__Task instructions__. Sift the material for lines containing "most", and return them.
-- begin Material for this task --
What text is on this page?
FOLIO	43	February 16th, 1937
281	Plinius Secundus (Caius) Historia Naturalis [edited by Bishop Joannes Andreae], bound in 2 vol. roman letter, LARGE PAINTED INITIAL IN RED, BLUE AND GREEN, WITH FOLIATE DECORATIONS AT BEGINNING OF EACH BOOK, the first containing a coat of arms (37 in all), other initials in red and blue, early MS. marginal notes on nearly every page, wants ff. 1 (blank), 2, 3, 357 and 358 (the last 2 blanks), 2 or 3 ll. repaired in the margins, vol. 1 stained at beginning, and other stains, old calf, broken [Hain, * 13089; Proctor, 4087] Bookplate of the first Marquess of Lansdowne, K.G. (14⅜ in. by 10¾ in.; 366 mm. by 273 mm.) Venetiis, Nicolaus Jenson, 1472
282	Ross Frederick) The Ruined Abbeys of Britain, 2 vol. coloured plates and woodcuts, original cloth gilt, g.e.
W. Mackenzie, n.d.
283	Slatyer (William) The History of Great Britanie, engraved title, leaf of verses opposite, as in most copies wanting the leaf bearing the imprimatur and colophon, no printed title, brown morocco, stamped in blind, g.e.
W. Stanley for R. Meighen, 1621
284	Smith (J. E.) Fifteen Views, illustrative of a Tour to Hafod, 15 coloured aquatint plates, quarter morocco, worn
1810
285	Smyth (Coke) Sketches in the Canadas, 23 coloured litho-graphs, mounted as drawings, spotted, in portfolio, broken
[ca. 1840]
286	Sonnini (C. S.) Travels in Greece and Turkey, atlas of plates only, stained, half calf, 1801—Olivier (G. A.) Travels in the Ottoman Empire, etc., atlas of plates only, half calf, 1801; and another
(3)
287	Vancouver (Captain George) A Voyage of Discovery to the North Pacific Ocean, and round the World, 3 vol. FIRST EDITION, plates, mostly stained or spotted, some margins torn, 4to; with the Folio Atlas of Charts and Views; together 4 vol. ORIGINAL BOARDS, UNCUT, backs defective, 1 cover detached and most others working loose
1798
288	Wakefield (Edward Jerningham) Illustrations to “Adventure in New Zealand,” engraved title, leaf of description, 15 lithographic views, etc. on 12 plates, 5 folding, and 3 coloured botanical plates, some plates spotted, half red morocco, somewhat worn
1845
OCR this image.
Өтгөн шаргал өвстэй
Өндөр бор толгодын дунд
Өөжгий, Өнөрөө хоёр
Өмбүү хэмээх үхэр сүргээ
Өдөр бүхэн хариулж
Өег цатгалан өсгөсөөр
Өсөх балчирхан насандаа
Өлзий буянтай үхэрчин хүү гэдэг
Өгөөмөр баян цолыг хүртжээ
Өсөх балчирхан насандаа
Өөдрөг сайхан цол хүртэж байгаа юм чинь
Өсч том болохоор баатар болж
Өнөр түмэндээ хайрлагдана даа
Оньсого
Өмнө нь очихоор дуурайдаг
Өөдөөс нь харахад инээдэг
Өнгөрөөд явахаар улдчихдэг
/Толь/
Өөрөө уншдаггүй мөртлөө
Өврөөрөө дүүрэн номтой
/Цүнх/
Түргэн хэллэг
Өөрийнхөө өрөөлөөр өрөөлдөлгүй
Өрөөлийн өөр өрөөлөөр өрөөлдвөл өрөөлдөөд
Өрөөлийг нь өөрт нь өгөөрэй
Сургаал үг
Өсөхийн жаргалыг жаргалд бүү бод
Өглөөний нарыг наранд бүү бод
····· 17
-- end Material for this task --
__Result of this exercise__.
283	Slatyer (William) The History of Great Britanie, engraved title, leaf of verses opposite, as in most copies wanting the leaf bearing the imprimatur and colophon, no printed title, brown morocco, stamped in blind, g.e.
287	Vancouver (Captain George) A Voyage of Discovery to the North Pacific Ocean, and round the World, 3 vol. FIRST EDITION, plates, mostly stained or spotted, some margins torn, 4to; with the Folio Atlas of Charts and Views; together 4 vol. ORIGINAL BOARDS, UNCUT, backs defective, 1 cover detached and most others working loose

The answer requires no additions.